> Your task
Hunt for the word "fees" across the entries below, copying each line that holds it.

# Start of Records supplied

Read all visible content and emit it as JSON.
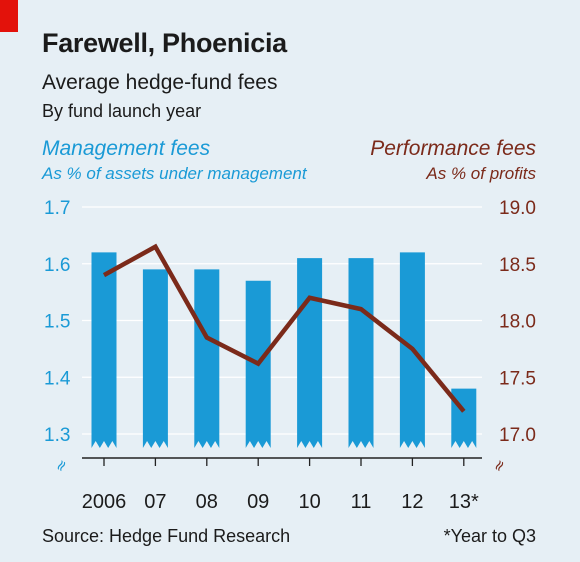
{
  "title": "Farewell, Phoenicia",
  "subtitle": "Average hedge-fund fees",
  "subsubtitle": "By fund launch year",
  "left_axis": {
    "heading": "Management fees",
    "subheading": "As % of assets under management",
    "color": "#1a9ad6"
  },
  "right_axis": {
    "heading": "Performance fees",
    "subheading": "As % of profits",
    "color": "#7b2a1a"
  },
  "source": "Source: Hedge Fund Research",
  "footnote": "*Year to Q3",
  "axis_break_symbol": "≈",
  "chart_data": {
    "type": "bar",
    "categories": [
      "2006",
      "07",
      "08",
      "09",
      "10",
      "11",
      "12",
      "13*"
    ],
    "series": [
      {
        "type": "bar",
        "axis": "left",
        "values": [
          1.62,
          1.59,
          1.59,
          1.57,
          1.61,
          1.61,
          1.62,
          1.38
        ],
        "color": "#1a9ad6"
      },
      {
        "type": "line",
        "axis": "right",
        "values": [
          18.4,
          18.65,
          17.85,
          17.62,
          18.2,
          18.1,
          17.75,
          17.2
        ],
        "color": "#7b2a1a"
      }
    ],
    "left_ylim": [
      1.3,
      1.7
    ],
    "left_ticks": [
      "1.7",
      "1.6",
      "1.5",
      "1.4",
      "1.3"
    ],
    "right_ylim": [
      17.0,
      19.0
    ],
    "right_ticks": [
      "19.0",
      "18.5",
      "18.0",
      "17.5",
      "17.0"
    ],
    "grid": true,
    "bars_truncated_at_baseline": true
  }
}
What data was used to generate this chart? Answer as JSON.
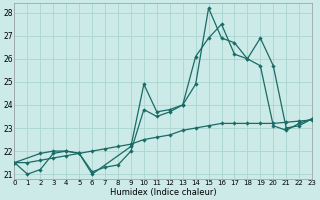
{
  "xlabel": "Humidex (Indice chaleur)",
  "bg_color": "#cceae7",
  "line_color": "#1a6b65",
  "grid_color": "#aad4d0",
  "xlim": [
    0,
    23
  ],
  "ylim": [
    20.8,
    28.4
  ],
  "xticks": [
    0,
    1,
    2,
    3,
    4,
    5,
    6,
    7,
    8,
    9,
    10,
    11,
    12,
    13,
    14,
    15,
    16,
    17,
    18,
    19,
    20,
    21,
    22,
    23
  ],
  "yticks": [
    21,
    22,
    23,
    24,
    25,
    26,
    27,
    28
  ],
  "line1_x": [
    0,
    1,
    2,
    3,
    4,
    5,
    6,
    7,
    8,
    9,
    10,
    11,
    12,
    13,
    14,
    15,
    16,
    17,
    18,
    19,
    20,
    21,
    22,
    23
  ],
  "line1_y": [
    21.5,
    21.5,
    21.6,
    21.7,
    21.8,
    21.9,
    22.0,
    22.1,
    22.2,
    22.3,
    22.5,
    22.6,
    22.7,
    22.9,
    23.0,
    23.1,
    23.2,
    23.2,
    23.2,
    23.2,
    23.2,
    23.25,
    23.3,
    23.35
  ],
  "line2_x": [
    0,
    1,
    2,
    3,
    4,
    5,
    6,
    7,
    8,
    9,
    10,
    11,
    12,
    13,
    14,
    15,
    16,
    17,
    18,
    19,
    20,
    21,
    22,
    23
  ],
  "line2_y": [
    21.5,
    21.0,
    21.2,
    21.9,
    22.0,
    21.9,
    21.1,
    21.3,
    21.4,
    22.0,
    23.8,
    23.5,
    23.7,
    24.0,
    24.9,
    28.2,
    26.9,
    26.7,
    26.0,
    25.7,
    23.1,
    22.9,
    23.2,
    23.4
  ],
  "line3_x": [
    0,
    2,
    3,
    4,
    5,
    6,
    9,
    10,
    11,
    12,
    13,
    14,
    15,
    16,
    17,
    18,
    19,
    20,
    21,
    22,
    23
  ],
  "line3_y": [
    21.5,
    21.9,
    22.0,
    22.0,
    21.9,
    21.0,
    22.2,
    24.9,
    23.7,
    23.8,
    24.0,
    26.1,
    26.9,
    27.5,
    26.2,
    26.0,
    26.9,
    25.7,
    23.0,
    23.1,
    23.4
  ]
}
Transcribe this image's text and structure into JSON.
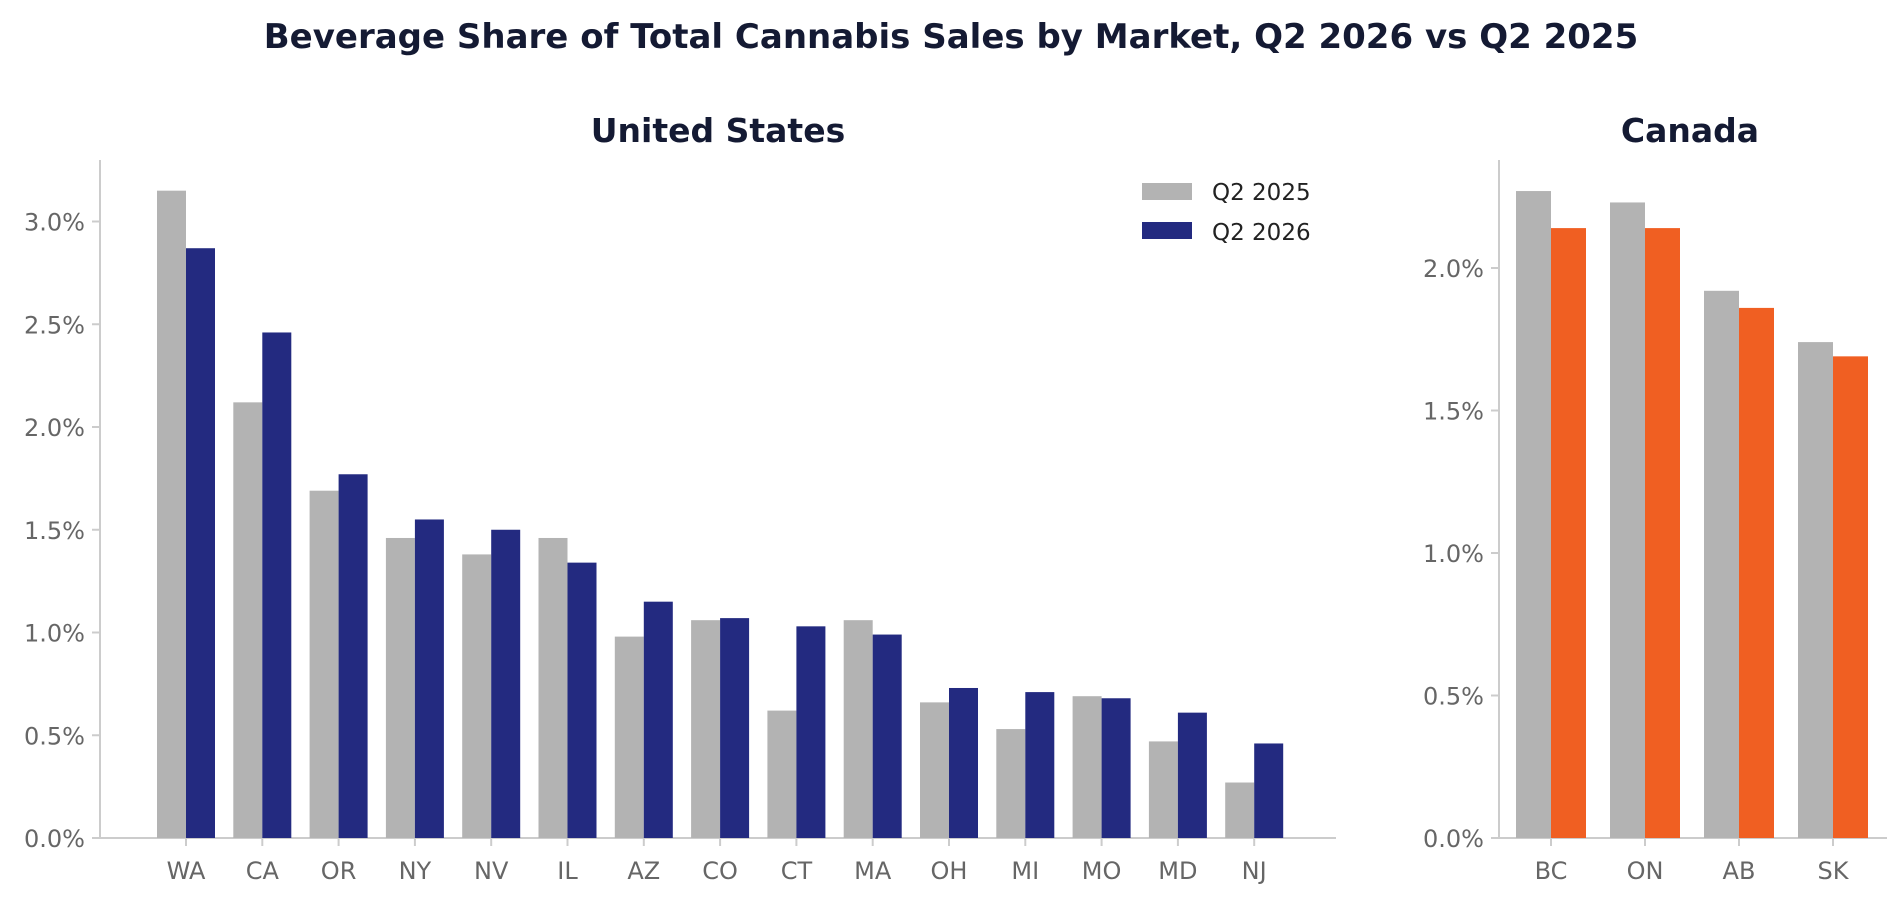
{
  "chart_title": "Beverage Share of Total Cannabis Sales by Market, Q2 2026 vs Q2 2025",
  "chart_data": [
    {
      "type": "bar",
      "title": "United States",
      "categories": [
        "WA",
        "CA",
        "OR",
        "NY",
        "NV",
        "IL",
        "AZ",
        "CO",
        "CT",
        "MA",
        "OH",
        "MI",
        "MO",
        "MD",
        "NJ"
      ],
      "series": [
        {
          "name": "Q2 2025",
          "color": "#b3b3b3",
          "values": [
            3.15,
            2.12,
            1.69,
            1.46,
            1.38,
            1.46,
            0.98,
            1.06,
            0.62,
            1.06,
            0.66,
            0.53,
            0.69,
            0.47,
            0.27
          ]
        },
        {
          "name": "Q2 2026",
          "color": "#232a80",
          "values": [
            2.87,
            2.46,
            1.77,
            1.55,
            1.5,
            1.34,
            1.15,
            1.07,
            1.03,
            0.99,
            0.73,
            0.71,
            0.68,
            0.61,
            0.46
          ]
        }
      ],
      "ylim": [
        0,
        3.3
      ],
      "yticks": [
        0,
        0.5,
        1.0,
        1.5,
        2.0,
        2.5,
        3.0
      ],
      "ytick_labels": [
        "0.0%",
        "0.5%",
        "1.0%",
        "1.5%",
        "2.0%",
        "2.5%",
        "3.0%"
      ],
      "legend": "top-right",
      "grid": false
    },
    {
      "type": "bar",
      "title": "Canada",
      "categories": [
        "BC",
        "ON",
        "AB",
        "SK"
      ],
      "series": [
        {
          "name": "Q2 2025",
          "color": "#b3b3b3",
          "values": [
            2.27,
            2.23,
            1.92,
            1.74
          ]
        },
        {
          "name": "Q2 2026",
          "color": "#f05f22",
          "values": [
            2.14,
            2.14,
            1.86,
            1.69
          ]
        }
      ],
      "ylim": [
        0,
        2.38
      ],
      "yticks": [
        0,
        0.5,
        1.0,
        1.5,
        2.0
      ],
      "ytick_labels": [
        "0.0%",
        "0.5%",
        "1.0%",
        "1.5%",
        "2.0%"
      ],
      "grid": false
    }
  ]
}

# End of Records supplied

> Response for this exercise
  "subtitle": "Average hedge-fund fees",
    "heading": "Management fees",
    "heading": "Performance fees",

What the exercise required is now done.